■ WORK INSTRUCTIONS
Copy the rows below, replacing every "series-trace" with "data-line" and keeping all other text the same. Omit the pictures.

(Annotated element listings)
-- Begin --

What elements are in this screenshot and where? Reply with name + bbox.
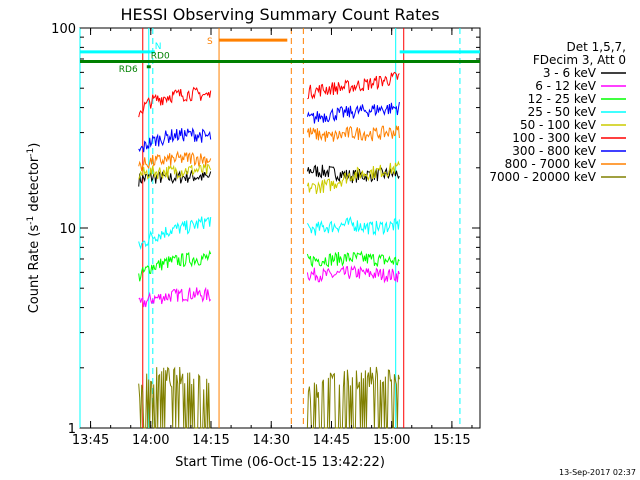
y-axis-label: Count Rate (s-1 detector-1) [26,143,42,314]
legend-item-label: 6 - 12 keV [535,79,597,93]
series-trace [306,265,400,284]
x-tick-label: 14:15 [192,433,229,448]
x-tick-label: 15:00 [373,433,410,448]
vertical-markers [79,28,461,428]
series-800-7000kev [138,125,400,172]
state-label: S [207,37,213,47]
series-trace [306,125,400,142]
legend-item-label: 25 - 50 keV [528,105,597,119]
series-trace [306,216,400,237]
x-axis-label: Start Time (06-Oct-15 13:42:22) [175,455,385,470]
legend-item-label: 12 - 25 keV [528,92,597,106]
plot-area [79,27,481,429]
plot-frame [79,27,481,429]
legend-item-label: 800 - 7000 keV [505,157,597,171]
series-trace [138,366,211,429]
series-trace [306,160,400,195]
series-trace [138,163,212,180]
legend-header-line-1: Det 1,5,7, [567,40,627,54]
series-trace [138,249,212,282]
y-axis-label-mid: detector [27,156,42,216]
series-layer [138,71,400,429]
legend-item-label: 50 - 100 keV [520,118,597,132]
series-trace [307,71,400,100]
series-trace [138,86,212,118]
x-tick-label: 14:45 [313,433,350,448]
series-12-25kev [138,249,400,282]
state-label: RD6 [119,65,138,75]
series-trace [138,216,212,251]
legend-item-label: 100 - 300 keV [512,131,596,145]
footer-timestamp: 13-Sep-2017 02:37 [559,468,636,477]
series-6-12kev [138,265,400,308]
legend-header-line-2: FDecim 3, Att 0 [533,53,626,67]
series-trace [306,102,400,124]
state-label: N [155,42,162,52]
y-axis-label-sup1: -1 [26,216,36,225]
series-trace [306,164,400,184]
y-tick-label: 1 [68,422,76,437]
y-axis-label-sup2: -1 [26,148,36,157]
series-trace [306,250,400,268]
axes: 13:45 14:00 14:15 14:30 14:45 15:00 15:15 1 10 10… [51,22,480,448]
legend-item-label: 7000 - 20000 keV [489,170,596,184]
y-tick-label: 100 [51,22,76,37]
chart-title: HESSI Observing Summary Count Rates [120,5,439,24]
series-300-800kev [138,102,400,153]
series-trace [138,150,212,172]
series-100-300kev [138,71,400,118]
series-trace [306,366,400,429]
series-7000-20000kev [138,366,400,429]
x-tick-label: 14:30 [253,433,290,448]
legend-item-label: 3 - 6 keV [543,66,597,80]
x-tick-label: 15:15 [433,433,470,448]
series-trace [138,127,212,153]
series-3-6kev [138,164,400,187]
state-label: RD0 [151,51,170,61]
y-axis-label-end: ) [27,143,42,148]
y-axis-label-main: Count Rate (s [27,225,42,314]
y-tick-label: 10 [59,222,76,237]
series-trace [138,170,212,187]
series-trace [138,286,212,308]
x-tick-label: 14:00 [132,433,169,448]
series-25-50kev [138,216,400,251]
legend-item-label: 300 - 800 keV [512,144,596,158]
x-tick-label: 13:45 [72,433,109,448]
series-50-100kev [138,160,400,195]
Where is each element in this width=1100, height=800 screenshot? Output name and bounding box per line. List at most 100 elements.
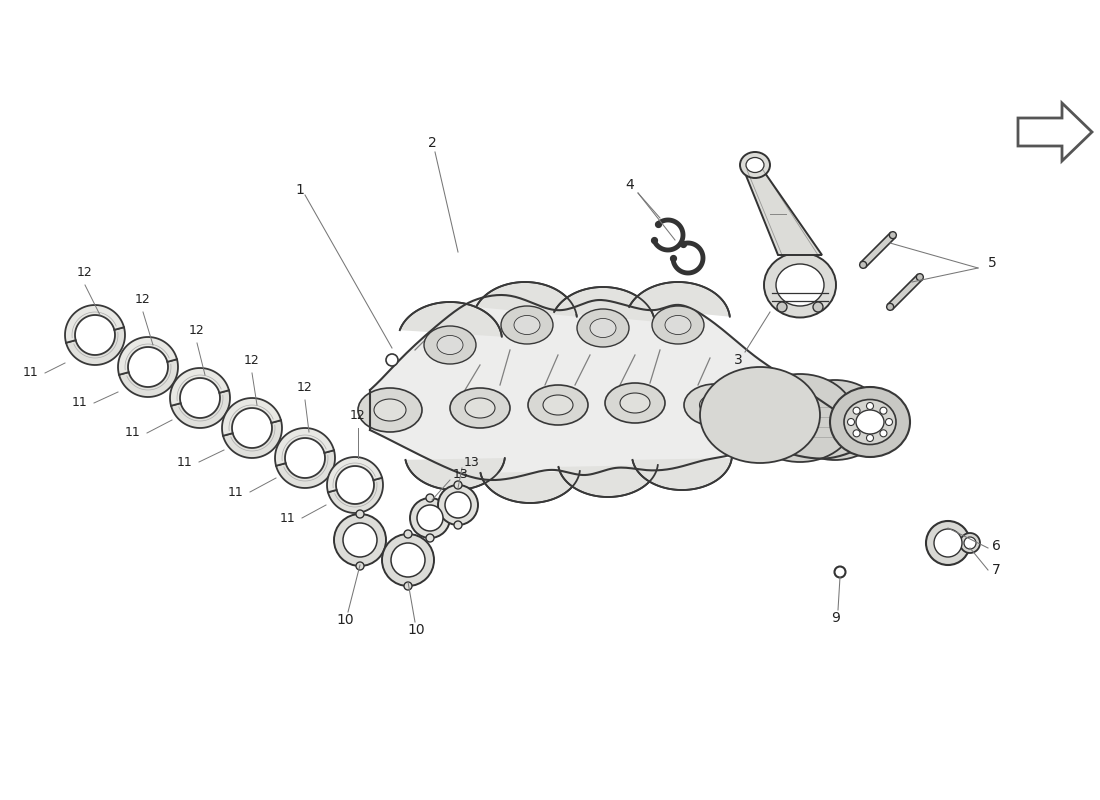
Circle shape [886,418,892,426]
Text: 2: 2 [428,136,437,150]
Circle shape [964,537,976,549]
Circle shape [426,494,434,502]
Circle shape [867,434,873,442]
Circle shape [404,530,412,538]
Text: 9: 9 [832,611,840,625]
Circle shape [847,418,855,426]
Ellipse shape [543,395,573,415]
Circle shape [860,262,867,268]
Circle shape [343,523,377,557]
Polygon shape [118,337,177,374]
Text: 11: 11 [72,397,87,410]
Ellipse shape [605,383,665,423]
Polygon shape [65,305,124,342]
Ellipse shape [652,306,704,344]
Text: 1: 1 [296,183,305,197]
Circle shape [386,354,398,366]
Circle shape [417,505,443,531]
Ellipse shape [776,264,824,306]
Ellipse shape [700,394,730,415]
Polygon shape [66,327,125,365]
Text: 5: 5 [988,256,997,270]
Ellipse shape [590,318,616,338]
Polygon shape [399,302,502,337]
Ellipse shape [785,380,886,460]
Text: 4: 4 [626,178,635,192]
Text: 10: 10 [407,623,425,637]
Text: 12: 12 [135,293,151,306]
Ellipse shape [844,399,896,445]
Polygon shape [328,478,383,513]
Ellipse shape [528,385,588,425]
Circle shape [404,582,412,590]
Circle shape [410,498,450,538]
Polygon shape [406,458,505,490]
Text: 12: 12 [244,354,260,367]
Polygon shape [275,428,334,466]
Circle shape [334,514,386,566]
Ellipse shape [684,384,746,426]
Circle shape [880,407,887,414]
Ellipse shape [856,410,884,434]
Polygon shape [632,458,732,490]
Polygon shape [119,359,178,397]
Ellipse shape [437,335,463,354]
Circle shape [454,521,462,529]
Circle shape [880,430,887,437]
Polygon shape [1018,103,1092,161]
Text: 11: 11 [124,426,140,439]
Polygon shape [888,274,922,310]
Circle shape [446,492,471,518]
Ellipse shape [700,367,820,463]
Circle shape [916,274,923,281]
Polygon shape [170,368,229,406]
Circle shape [777,302,786,312]
Ellipse shape [500,306,553,344]
Text: 12: 12 [189,324,205,337]
Text: 13: 13 [464,455,480,469]
Text: 11: 11 [176,455,192,469]
Circle shape [426,534,434,542]
Polygon shape [860,233,895,267]
Circle shape [889,232,896,238]
Circle shape [454,481,462,489]
Text: 11: 11 [228,486,243,498]
Circle shape [356,510,364,518]
Polygon shape [481,471,580,503]
Circle shape [835,566,846,578]
Text: 10: 10 [337,613,354,627]
Text: 6: 6 [992,539,1001,553]
Ellipse shape [358,388,422,432]
Polygon shape [276,450,336,488]
Polygon shape [222,398,280,436]
Ellipse shape [374,399,406,421]
Text: 3: 3 [734,353,742,367]
Ellipse shape [764,253,836,318]
Circle shape [854,407,860,414]
Ellipse shape [424,326,476,364]
Ellipse shape [746,158,764,173]
Ellipse shape [620,393,650,413]
Circle shape [926,521,970,565]
Circle shape [934,529,962,557]
Polygon shape [559,465,658,497]
Ellipse shape [830,387,910,457]
Polygon shape [370,295,874,480]
Circle shape [813,302,823,312]
Ellipse shape [578,309,629,347]
Text: 12: 12 [297,381,312,394]
Polygon shape [745,165,822,255]
Circle shape [390,543,425,577]
Ellipse shape [740,152,770,178]
Polygon shape [629,282,729,317]
Text: 11: 11 [279,511,295,525]
Ellipse shape [514,315,540,334]
Circle shape [382,534,435,586]
Polygon shape [223,420,282,458]
Circle shape [887,303,893,310]
Text: 12: 12 [350,409,366,422]
Ellipse shape [450,388,510,428]
Text: 12: 12 [77,266,92,279]
Circle shape [356,562,364,570]
Text: 7: 7 [992,563,1001,577]
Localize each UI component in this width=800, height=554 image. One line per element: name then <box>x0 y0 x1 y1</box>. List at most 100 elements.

-- End --

■ OUTPUT FOR THIS TASK
What elements are in this screenshot and where? Reply with name + bbox.
y-axis-label: Count Rate (s-1 detector-1) [26,143,42,314]
legend-item-label: 6 - 12 keV [535,79,597,93]
data-line [306,265,400,284]
x-tick-label: 14:15 [192,433,229,448]
x-tick-label: 15:00 [373,433,410,448]
vertical-markers [79,28,461,428]
series-800-7000kev [138,125,400,172]
state-label: S [207,37,213,47]
data-line [306,125,400,142]
legend-item-label: 25 - 50 keV [528,105,597,119]
data-line [306,216,400,237]
x-axis-label: Start Time (06-Oct-15 13:42:22) [175,455,385,470]
legend-item-label: 12 - 25 keV [528,92,597,106]
plot-area [79,27,481,429]
plot-frame [79,27,481,429]
legend-item-label: 800 - 7000 keV [505,157,597,171]
data-line [138,366,211,429]
data-line [306,160,400,195]
data-line [138,163,212,180]
legend-header-line-1: Det 1,5,7, [567,40,627,54]
data-line [138,249,212,282]
y-axis-label-mid: detector [27,156,42,216]
series-layer [138,71,400,429]
legend-item-label: 50 - 100 keV [520,118,597,132]
data-line [307,71,400,100]
data-line [138,86,212,118]
x-tick-label: 14:45 [313,433,350,448]
series-12-25kev [138,249,400,282]
state-label: RD6 [119,65,138,75]
data-line [138,216,212,251]
legend-item-label: 100 - 300 keV [512,131,596,145]
footer-timestamp: 13-Sep-2017 02:37 [559,468,636,477]
series-6-12kev [138,265,400,308]
legend-header-line-2: FDecim 3, Att 0 [533,53,626,67]
data-line [306,102,400,124]
state-label: N [155,42,162,52]
y-axis-label-sup1: -1 [26,216,36,225]
data-line [306,164,400,184]
y-tick-label: 1 [68,422,76,437]
y-axis-label-sup2: -1 [26,148,36,157]
data-line [306,250,400,268]
axes: 13:45 14:00 14:15 14:30 14:45 15:00 15:15 1 10 10… [51,22,480,448]
legend-item-label: 7000 - 20000 keV [489,170,596,184]
y-tick-label: 100 [51,22,76,37]
chart-title: HESSI Observing Summary Count Rates [120,5,439,24]
series-300-800kev [138,102,400,153]
data-line [138,150,212,172]
series-100-300kev [138,71,400,118]
data-line [306,366,400,429]
series-7000-20000kev [138,366,400,429]
x-tick-label: 14:30 [253,433,290,448]
legend-item-label: 3 - 6 keV [543,66,597,80]
x-tick-label: 15:15 [433,433,470,448]
data-line [138,127,212,153]
series-3-6kev [138,164,400,187]
state-label: RD0 [151,51,170,61]
y-axis-label-end: ) [27,143,42,148]
y-axis-label-main: Count Rate (s [27,225,42,314]
y-tick-label: 10 [59,222,76,237]
data-line [138,170,212,187]
data-line [138,286,212,308]
x-tick-label: 14:00 [132,433,169,448]
series-25-50kev [138,216,400,251]
legend-item-label: 300 - 800 keV [512,144,596,158]
x-tick-label: 13:45 [72,433,109,448]
series-50-100kev [138,160,400,195]
Where is each element in this width=1100, height=800 screenshot? Output name and bounding box per line. List at most 100 elements.
Circle shape [886,418,892,426]
Text: 2: 2 [428,136,437,150]
Circle shape [964,537,976,549]
Circle shape [426,494,434,502]
Circle shape [867,434,873,442]
Circle shape [404,530,412,538]
Text: 9: 9 [832,611,840,625]
Circle shape [847,418,855,426]
Ellipse shape [543,395,573,415]
Circle shape [860,262,867,268]
Circle shape [343,523,377,557]
Polygon shape [118,337,177,374]
Text: 11: 11 [72,397,87,410]
Ellipse shape [605,383,665,423]
Polygon shape [65,305,124,342]
Ellipse shape [652,306,704,344]
Text: 1: 1 [296,183,305,197]
Circle shape [386,354,398,366]
Circle shape [417,505,443,531]
Ellipse shape [776,264,824,306]
Ellipse shape [700,394,730,415]
Polygon shape [66,327,125,365]
Text: 5: 5 [988,256,997,270]
Ellipse shape [590,318,616,338]
Polygon shape [399,302,502,337]
Ellipse shape [785,380,886,460]
Text: 4: 4 [626,178,635,192]
Text: 10: 10 [407,623,425,637]
Text: 12: 12 [135,293,151,306]
Ellipse shape [844,399,896,445]
Polygon shape [328,478,383,513]
Ellipse shape [528,385,588,425]
Circle shape [404,582,412,590]
Circle shape [410,498,450,538]
Polygon shape [406,458,505,490]
Text: 12: 12 [244,354,260,367]
Polygon shape [275,428,334,466]
Circle shape [334,514,386,566]
Ellipse shape [684,384,746,426]
Circle shape [880,407,887,414]
Ellipse shape [856,410,884,434]
Polygon shape [632,458,732,490]
Polygon shape [119,359,178,397]
Ellipse shape [437,335,463,354]
Circle shape [454,521,462,529]
Circle shape [880,430,887,437]
Polygon shape [1018,103,1092,161]
Text: 11: 11 [124,426,140,439]
Polygon shape [888,274,922,310]
Circle shape [446,492,471,518]
Ellipse shape [700,367,820,463]
Circle shape [916,274,923,281]
Polygon shape [170,368,229,406]
Circle shape [777,302,786,312]
Ellipse shape [500,306,553,344]
Text: 12: 12 [189,324,205,337]
Text: 13: 13 [464,455,480,469]
Text: 11: 11 [176,455,192,469]
Circle shape [426,534,434,542]
Polygon shape [860,233,895,267]
Circle shape [889,232,896,238]
Circle shape [454,481,462,489]
Text: 11: 11 [228,486,243,498]
Circle shape [356,510,364,518]
Polygon shape [481,471,580,503]
Circle shape [835,566,846,578]
Text: 10: 10 [337,613,354,627]
Text: 6: 6 [992,539,1001,553]
Ellipse shape [358,388,422,432]
Polygon shape [276,450,336,488]
Polygon shape [222,398,280,436]
Ellipse shape [374,399,406,421]
Text: 3: 3 [734,353,742,367]
Ellipse shape [764,253,836,318]
Circle shape [854,407,860,414]
Ellipse shape [424,326,476,364]
Ellipse shape [746,158,764,173]
Ellipse shape [620,393,650,413]
Circle shape [926,521,970,565]
Circle shape [934,529,962,557]
Polygon shape [559,465,658,497]
Ellipse shape [830,387,910,457]
Polygon shape [370,295,874,480]
Circle shape [813,302,823,312]
Ellipse shape [578,309,629,347]
Text: 12: 12 [297,381,312,394]
Polygon shape [745,165,822,255]
Circle shape [390,543,425,577]
Ellipse shape [740,152,770,178]
Polygon shape [629,282,729,317]
Text: 11: 11 [279,511,295,525]
Ellipse shape [514,315,540,334]
Circle shape [382,534,435,586]
Polygon shape [223,420,282,458]
Circle shape [887,303,893,310]
Text: 12: 12 [350,409,366,422]
Ellipse shape [450,388,510,428]
Text: 12: 12 [77,266,92,279]
Circle shape [356,562,364,570]
Text: 7: 7 [992,563,1001,577]
Localize each UI component in this width=800, height=554 image. One line per element: name then <box>x0 y0 x1 y1</box>. List at most 100 elements.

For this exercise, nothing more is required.